Written request
Gather from the listing below each line that includes the word "screenshot", and copy it.

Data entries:
########################################
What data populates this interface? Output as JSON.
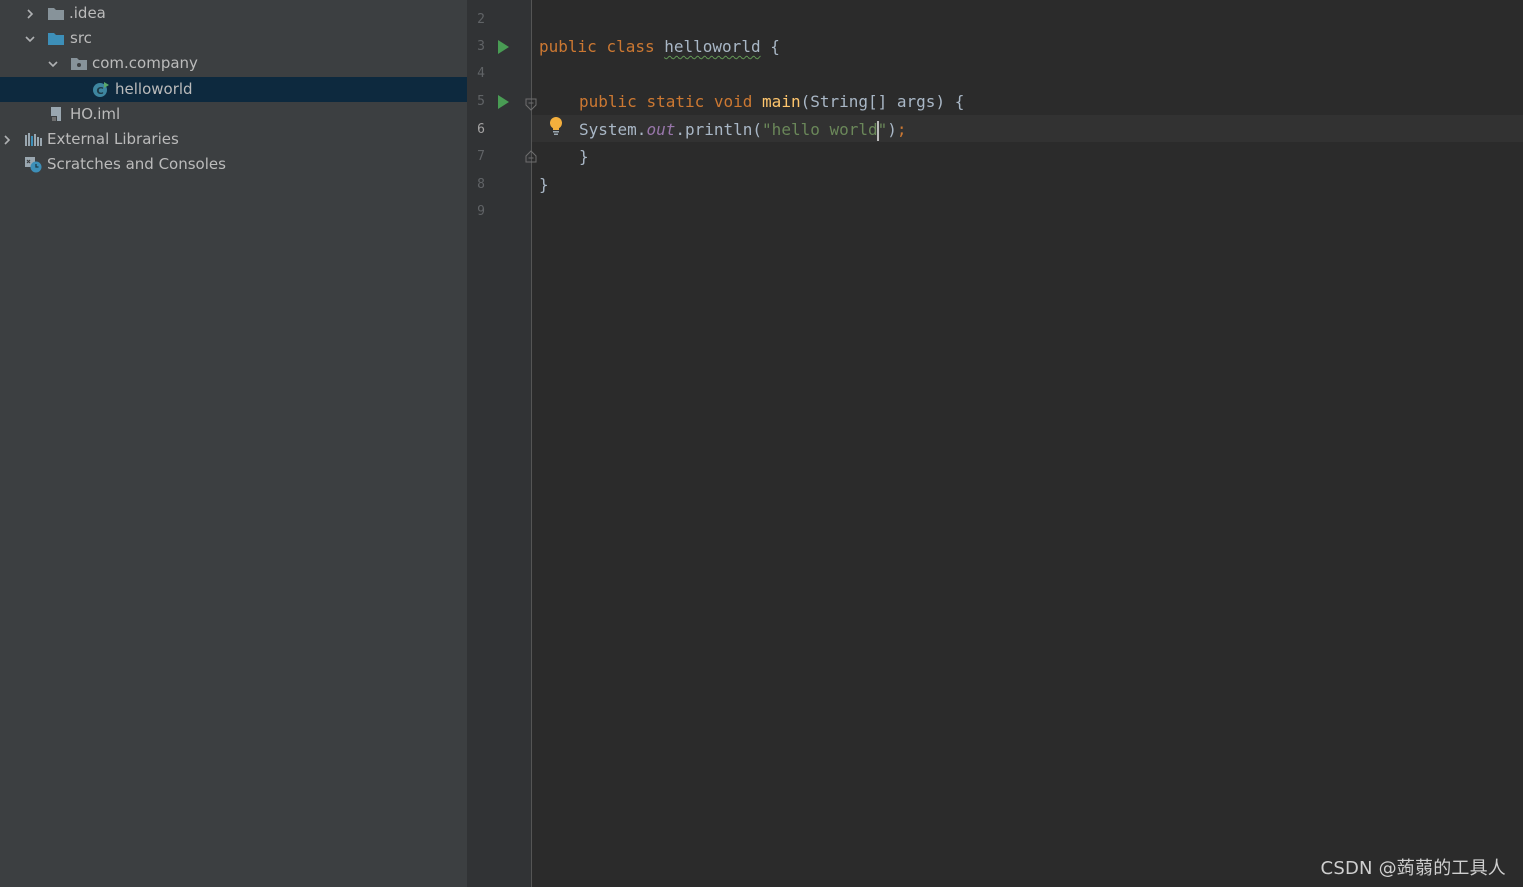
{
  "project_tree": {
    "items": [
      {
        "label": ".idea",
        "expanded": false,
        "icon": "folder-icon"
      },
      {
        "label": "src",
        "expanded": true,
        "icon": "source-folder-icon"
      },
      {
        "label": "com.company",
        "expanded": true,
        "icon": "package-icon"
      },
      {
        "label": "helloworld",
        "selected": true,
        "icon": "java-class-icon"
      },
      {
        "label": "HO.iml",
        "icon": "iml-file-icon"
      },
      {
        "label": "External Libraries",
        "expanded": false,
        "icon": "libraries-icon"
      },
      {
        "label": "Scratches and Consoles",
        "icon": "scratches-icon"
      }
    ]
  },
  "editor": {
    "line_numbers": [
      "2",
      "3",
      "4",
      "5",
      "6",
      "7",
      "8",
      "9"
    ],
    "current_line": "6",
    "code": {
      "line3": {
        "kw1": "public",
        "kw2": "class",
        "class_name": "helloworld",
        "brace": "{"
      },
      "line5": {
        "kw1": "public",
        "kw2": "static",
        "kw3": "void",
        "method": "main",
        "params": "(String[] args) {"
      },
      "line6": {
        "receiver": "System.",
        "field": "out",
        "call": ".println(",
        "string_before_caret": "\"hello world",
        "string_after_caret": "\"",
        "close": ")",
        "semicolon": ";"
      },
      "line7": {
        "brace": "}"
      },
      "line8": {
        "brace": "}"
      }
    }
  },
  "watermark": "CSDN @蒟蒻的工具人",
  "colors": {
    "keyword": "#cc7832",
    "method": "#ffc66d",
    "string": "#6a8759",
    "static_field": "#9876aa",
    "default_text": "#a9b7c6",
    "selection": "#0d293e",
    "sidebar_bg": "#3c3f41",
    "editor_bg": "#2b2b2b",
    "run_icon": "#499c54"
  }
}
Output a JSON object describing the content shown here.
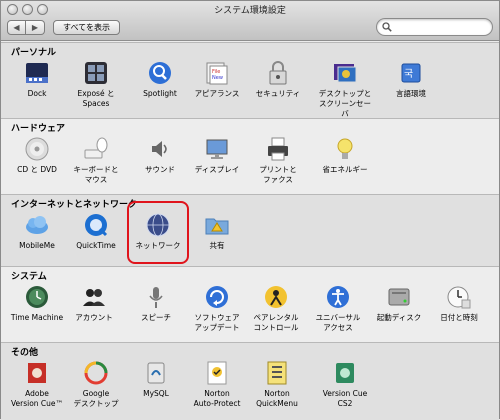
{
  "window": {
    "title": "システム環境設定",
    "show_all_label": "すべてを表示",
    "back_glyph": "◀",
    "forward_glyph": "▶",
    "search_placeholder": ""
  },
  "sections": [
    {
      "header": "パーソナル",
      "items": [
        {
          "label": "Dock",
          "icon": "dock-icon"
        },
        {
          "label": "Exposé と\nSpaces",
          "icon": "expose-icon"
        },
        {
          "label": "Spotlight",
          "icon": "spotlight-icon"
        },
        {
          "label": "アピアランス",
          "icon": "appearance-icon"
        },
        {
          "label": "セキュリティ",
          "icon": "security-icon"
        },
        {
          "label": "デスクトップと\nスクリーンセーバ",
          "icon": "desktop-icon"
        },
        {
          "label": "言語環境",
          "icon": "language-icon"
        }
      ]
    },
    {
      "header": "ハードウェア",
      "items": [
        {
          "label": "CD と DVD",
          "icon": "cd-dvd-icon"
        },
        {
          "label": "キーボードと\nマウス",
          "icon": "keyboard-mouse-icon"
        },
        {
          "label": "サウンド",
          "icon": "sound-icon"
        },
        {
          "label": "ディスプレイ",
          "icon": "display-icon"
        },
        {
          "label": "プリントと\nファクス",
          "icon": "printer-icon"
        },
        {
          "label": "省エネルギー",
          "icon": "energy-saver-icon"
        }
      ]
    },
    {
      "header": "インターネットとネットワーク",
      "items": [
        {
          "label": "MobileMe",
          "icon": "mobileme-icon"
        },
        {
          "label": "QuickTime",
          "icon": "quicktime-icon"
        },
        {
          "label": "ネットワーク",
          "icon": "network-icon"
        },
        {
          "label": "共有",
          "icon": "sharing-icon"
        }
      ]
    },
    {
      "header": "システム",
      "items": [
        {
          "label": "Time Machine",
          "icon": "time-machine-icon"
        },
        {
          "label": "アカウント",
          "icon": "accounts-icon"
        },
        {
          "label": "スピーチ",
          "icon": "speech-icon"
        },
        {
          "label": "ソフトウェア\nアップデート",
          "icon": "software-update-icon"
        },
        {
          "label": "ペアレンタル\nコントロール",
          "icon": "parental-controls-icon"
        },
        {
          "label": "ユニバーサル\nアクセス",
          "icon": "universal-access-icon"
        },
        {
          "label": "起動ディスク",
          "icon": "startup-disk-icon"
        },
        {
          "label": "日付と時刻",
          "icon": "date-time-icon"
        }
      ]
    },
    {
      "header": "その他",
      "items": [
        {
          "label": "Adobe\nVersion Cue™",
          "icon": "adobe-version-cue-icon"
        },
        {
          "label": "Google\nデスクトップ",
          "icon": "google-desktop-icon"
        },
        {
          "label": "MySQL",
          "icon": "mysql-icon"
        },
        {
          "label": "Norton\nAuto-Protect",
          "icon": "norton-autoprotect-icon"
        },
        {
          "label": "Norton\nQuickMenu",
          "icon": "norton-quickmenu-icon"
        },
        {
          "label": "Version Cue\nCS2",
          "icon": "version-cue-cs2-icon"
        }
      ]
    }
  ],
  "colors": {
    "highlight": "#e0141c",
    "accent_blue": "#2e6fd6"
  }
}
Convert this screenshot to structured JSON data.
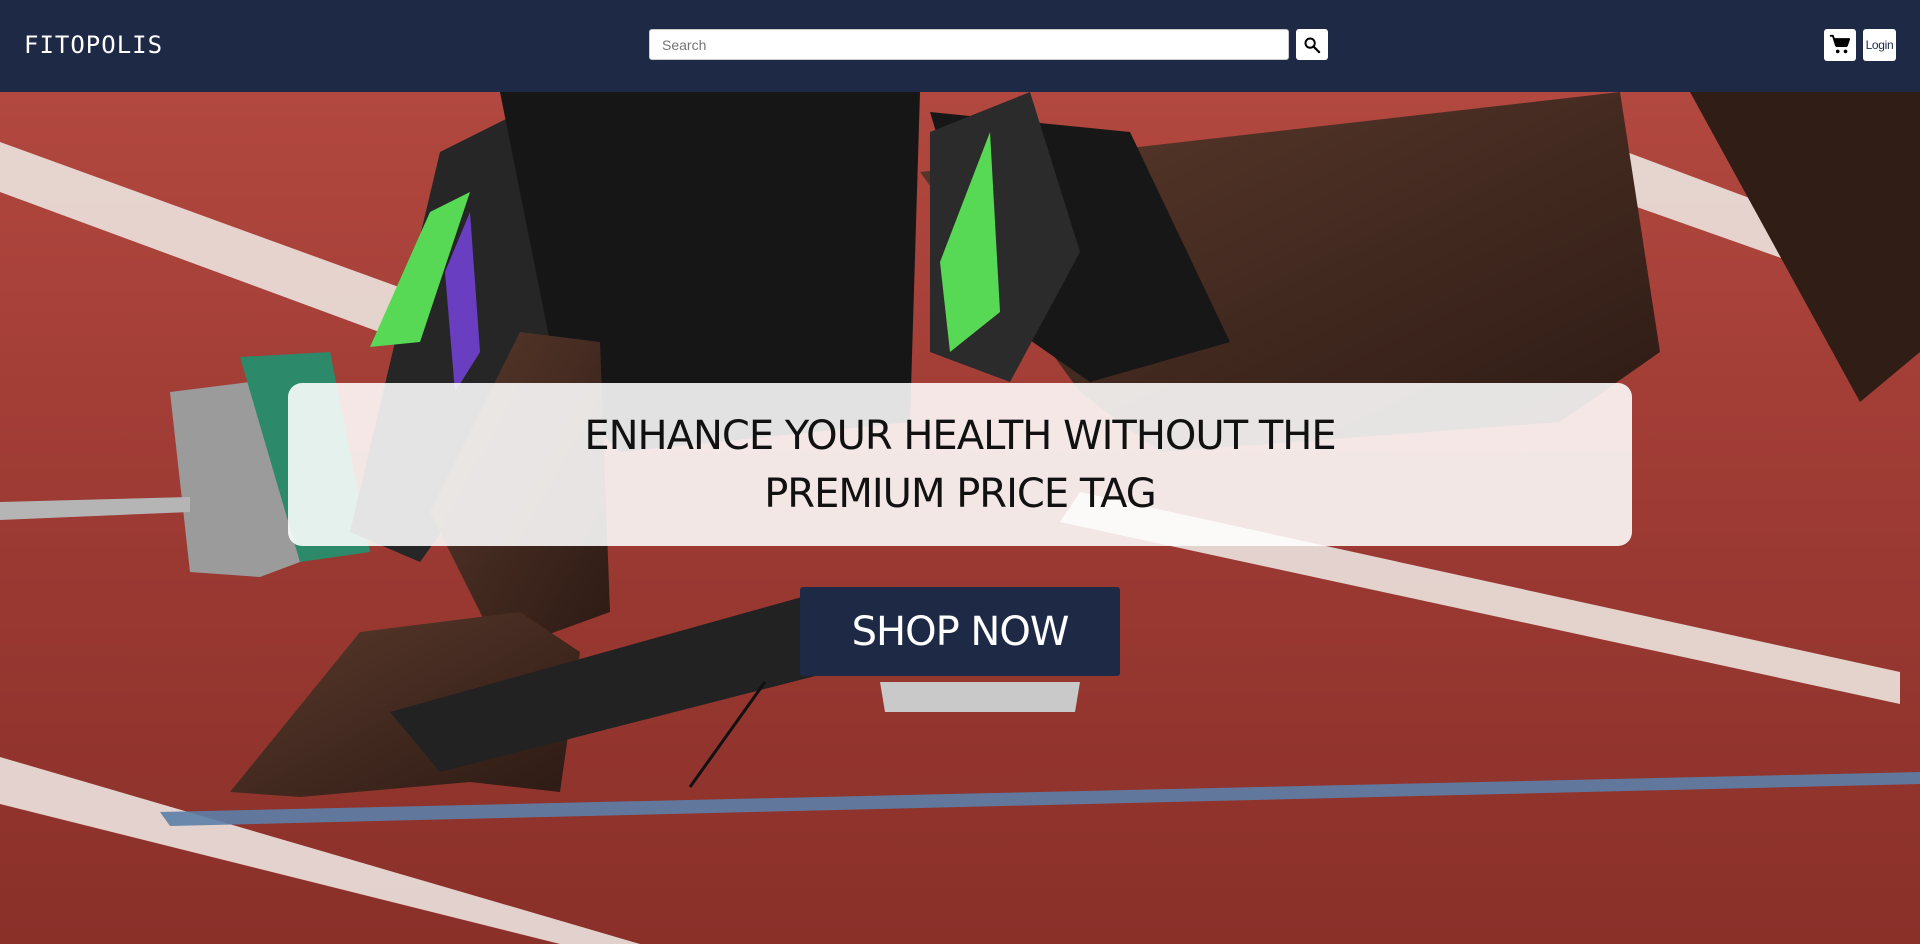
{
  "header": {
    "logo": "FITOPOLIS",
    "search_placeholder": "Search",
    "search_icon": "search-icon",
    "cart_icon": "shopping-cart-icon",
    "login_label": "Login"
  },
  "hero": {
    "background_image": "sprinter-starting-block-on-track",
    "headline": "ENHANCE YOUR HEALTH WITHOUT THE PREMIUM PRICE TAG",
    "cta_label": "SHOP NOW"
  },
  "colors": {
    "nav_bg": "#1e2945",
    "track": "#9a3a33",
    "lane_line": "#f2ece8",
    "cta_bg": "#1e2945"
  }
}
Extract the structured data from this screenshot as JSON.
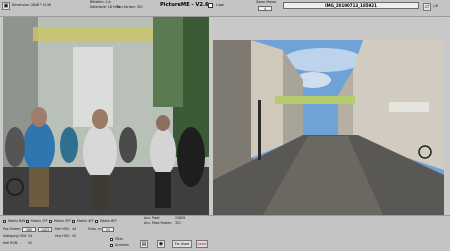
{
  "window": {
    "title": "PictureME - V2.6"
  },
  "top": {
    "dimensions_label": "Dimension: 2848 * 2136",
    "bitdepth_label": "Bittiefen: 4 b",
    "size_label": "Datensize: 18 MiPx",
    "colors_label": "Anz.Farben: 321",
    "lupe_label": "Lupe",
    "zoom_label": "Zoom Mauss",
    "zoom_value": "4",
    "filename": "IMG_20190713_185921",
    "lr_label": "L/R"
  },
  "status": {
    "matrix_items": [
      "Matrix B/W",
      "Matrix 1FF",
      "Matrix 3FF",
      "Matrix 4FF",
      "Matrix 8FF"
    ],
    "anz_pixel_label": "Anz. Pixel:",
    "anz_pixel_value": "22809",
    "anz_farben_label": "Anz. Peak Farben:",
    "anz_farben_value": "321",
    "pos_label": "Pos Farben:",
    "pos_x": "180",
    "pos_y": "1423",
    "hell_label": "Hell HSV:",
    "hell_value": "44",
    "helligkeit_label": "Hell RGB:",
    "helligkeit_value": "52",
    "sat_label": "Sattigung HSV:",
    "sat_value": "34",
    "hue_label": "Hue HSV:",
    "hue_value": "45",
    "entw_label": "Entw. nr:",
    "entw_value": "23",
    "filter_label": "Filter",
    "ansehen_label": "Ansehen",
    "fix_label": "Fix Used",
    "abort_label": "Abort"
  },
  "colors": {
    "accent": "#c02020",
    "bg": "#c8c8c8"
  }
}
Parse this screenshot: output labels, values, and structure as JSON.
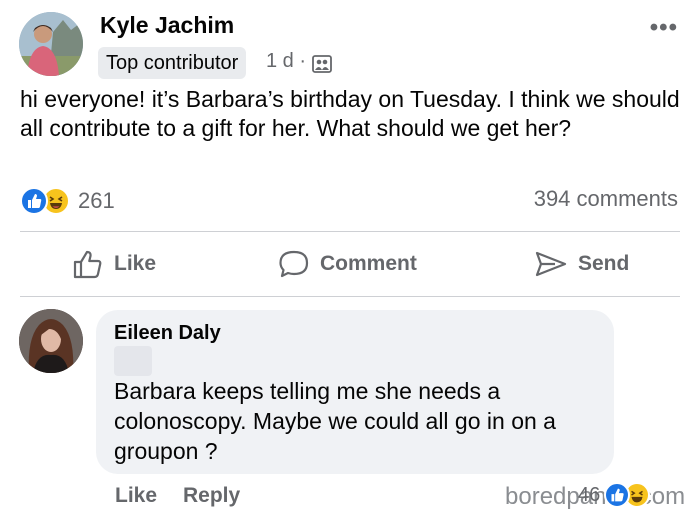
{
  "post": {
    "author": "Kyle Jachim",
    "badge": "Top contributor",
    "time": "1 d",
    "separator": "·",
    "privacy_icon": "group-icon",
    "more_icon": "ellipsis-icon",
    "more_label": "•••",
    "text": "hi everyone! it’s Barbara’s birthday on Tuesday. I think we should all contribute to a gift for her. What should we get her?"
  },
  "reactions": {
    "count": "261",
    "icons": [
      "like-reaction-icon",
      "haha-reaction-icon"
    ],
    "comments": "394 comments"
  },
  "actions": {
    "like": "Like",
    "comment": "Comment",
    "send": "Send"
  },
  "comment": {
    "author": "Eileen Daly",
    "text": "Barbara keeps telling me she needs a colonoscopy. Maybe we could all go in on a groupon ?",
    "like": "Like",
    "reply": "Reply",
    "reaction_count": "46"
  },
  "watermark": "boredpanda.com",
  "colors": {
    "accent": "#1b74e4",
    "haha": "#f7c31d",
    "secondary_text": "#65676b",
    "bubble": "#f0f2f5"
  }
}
########################################
Reply to the task
Convert this screenshot to structured JSON data.
Extract the structured data from this screenshot as JSON.
Parse this screenshot: output labels, values, and structure as JSON.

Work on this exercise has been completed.